Stepper motor driver differences

driverraspberry pistepper motor

I have recently used a H bridge to control a small stepper motor obtained from a DVD drive and now want to look into controlling something larger, for example large Nema 23 steppers. From reading online I found that H bridges cannot be used for controlling such a motor and instead a "chopper circuit" is to be used such as the EasyDriver. This raises the first question:

Why can ordinary H bridge circuits not be used for larger steppers?

I kept reading about this to find an answer and then saw that many people are using drivers such as TB6600 instead of an EasyDriver. From what I can see, EasyDrivers cost around £1 whereas the TB6600 controllers are almost 10 times that! Why is there such a big difference, do they not just do the same thing? Why do so many people use these when there is such a large price difference?

Best Answer

Plain H bridges can be used to control large steppers, provided that they have the current/thermal capacity. But it's not efficient to do so.

The problem with a stepper motor is that the windings have lots of reactive impedance, and a motor with fine steps, rotating at or above a moderate speed, will be trying to switch the current flowing through that inductance very quickly. Doing this requires a quite high voltage - eventually many times the voltage necessary to push rated current through a stationary coil which shows only resistive impedance.

The designer of a simple driver has a choice: they can size the voltage for the stationary case, and lose torque (and soon miss steps) as the step rate increases. Or they can size the voltage to overcome the inductance of the high speed case, and overdrive (and overheat) the motor when it is not turning.

*RECORD EXCERPTS*.
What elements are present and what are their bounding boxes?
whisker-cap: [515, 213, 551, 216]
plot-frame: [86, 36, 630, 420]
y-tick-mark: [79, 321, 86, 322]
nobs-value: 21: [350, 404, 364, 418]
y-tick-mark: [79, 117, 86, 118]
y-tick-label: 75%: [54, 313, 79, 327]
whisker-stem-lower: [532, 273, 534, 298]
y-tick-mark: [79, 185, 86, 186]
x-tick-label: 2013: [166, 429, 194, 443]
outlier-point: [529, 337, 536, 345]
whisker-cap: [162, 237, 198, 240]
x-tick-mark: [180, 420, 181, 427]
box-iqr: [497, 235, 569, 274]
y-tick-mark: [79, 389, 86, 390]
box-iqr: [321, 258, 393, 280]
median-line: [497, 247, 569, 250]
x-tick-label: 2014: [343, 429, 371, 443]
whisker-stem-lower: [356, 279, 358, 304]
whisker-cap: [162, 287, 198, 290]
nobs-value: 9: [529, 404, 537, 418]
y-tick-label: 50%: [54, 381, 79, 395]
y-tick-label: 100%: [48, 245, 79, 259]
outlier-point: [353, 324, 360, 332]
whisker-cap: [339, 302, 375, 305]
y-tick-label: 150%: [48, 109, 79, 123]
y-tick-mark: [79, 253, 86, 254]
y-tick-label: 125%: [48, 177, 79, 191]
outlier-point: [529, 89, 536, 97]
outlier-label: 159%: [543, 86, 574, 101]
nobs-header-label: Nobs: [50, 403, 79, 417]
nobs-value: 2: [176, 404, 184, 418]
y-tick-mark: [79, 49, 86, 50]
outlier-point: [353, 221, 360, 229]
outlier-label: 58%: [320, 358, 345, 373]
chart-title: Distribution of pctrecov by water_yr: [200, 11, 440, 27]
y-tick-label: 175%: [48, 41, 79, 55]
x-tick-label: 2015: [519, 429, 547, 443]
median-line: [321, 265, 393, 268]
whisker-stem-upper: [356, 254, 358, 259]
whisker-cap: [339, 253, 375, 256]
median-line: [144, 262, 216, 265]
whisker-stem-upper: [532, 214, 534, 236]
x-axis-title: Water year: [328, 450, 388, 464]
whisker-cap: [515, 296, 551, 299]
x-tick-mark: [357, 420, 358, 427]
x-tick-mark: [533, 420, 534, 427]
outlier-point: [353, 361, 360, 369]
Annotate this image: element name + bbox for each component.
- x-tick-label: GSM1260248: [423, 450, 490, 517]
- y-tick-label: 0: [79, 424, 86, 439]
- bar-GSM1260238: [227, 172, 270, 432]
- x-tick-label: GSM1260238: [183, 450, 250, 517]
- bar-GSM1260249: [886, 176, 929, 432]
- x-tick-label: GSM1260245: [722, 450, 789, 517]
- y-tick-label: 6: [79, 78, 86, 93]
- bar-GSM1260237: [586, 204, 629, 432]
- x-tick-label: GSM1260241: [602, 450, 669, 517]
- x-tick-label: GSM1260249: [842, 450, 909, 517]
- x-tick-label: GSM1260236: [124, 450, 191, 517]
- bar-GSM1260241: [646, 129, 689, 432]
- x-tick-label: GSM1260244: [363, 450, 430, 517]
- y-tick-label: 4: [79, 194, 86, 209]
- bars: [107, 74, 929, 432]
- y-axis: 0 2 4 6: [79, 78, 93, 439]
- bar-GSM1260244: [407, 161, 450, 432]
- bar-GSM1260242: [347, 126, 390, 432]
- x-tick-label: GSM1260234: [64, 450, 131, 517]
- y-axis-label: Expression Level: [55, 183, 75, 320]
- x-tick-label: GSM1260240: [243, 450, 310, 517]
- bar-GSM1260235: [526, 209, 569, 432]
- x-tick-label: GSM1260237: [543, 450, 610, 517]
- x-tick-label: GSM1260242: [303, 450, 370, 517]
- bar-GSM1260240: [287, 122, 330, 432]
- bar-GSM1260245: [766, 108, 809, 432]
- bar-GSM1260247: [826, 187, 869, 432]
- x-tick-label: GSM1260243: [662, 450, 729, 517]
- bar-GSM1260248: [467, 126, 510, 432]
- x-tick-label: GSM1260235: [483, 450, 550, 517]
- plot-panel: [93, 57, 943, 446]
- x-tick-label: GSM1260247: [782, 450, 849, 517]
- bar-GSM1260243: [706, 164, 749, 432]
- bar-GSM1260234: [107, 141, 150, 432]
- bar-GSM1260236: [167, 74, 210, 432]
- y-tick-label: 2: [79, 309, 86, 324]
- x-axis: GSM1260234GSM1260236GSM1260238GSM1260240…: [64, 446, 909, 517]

*REQUIREMENT A*.
Answer these questions from the stepper motor text.
(i) Where did the small stepper motor that was controlled with an H bridge come from?
(ii) Roughly what does an EasyDriver cost?
(iii) What can plain H bridges control, provided that they have the current/thermal capacity?
*REQUIREMENT B*.
Decide whether each statement agrees with the stepper motor text, and quote the words that settle it.
(i) TB6600 controllers cost about the same as EasyDrivers.
(ii) Controlling large steppers with plain H bridges is efficient.
(iii) If a simple driver's voltage is sized for the stationary case, the motor loses torque as the step rate increases.
The entries have no connection to the stepper motor text.

*EXERCISE RESPONSE A*.
(i) A DVD drive.
(ii) Around £1.
(iii) Large steppers.

*EXERCISE RESPONSE B*.
(i) No: "the TB6600 controllers are almost 10 times that!"
(ii) No: "But it's not efficient to do so."
(iii) Yes: "they can size the voltage for the stationary case, and lose torque (and soon miss steps) as the step rate increases."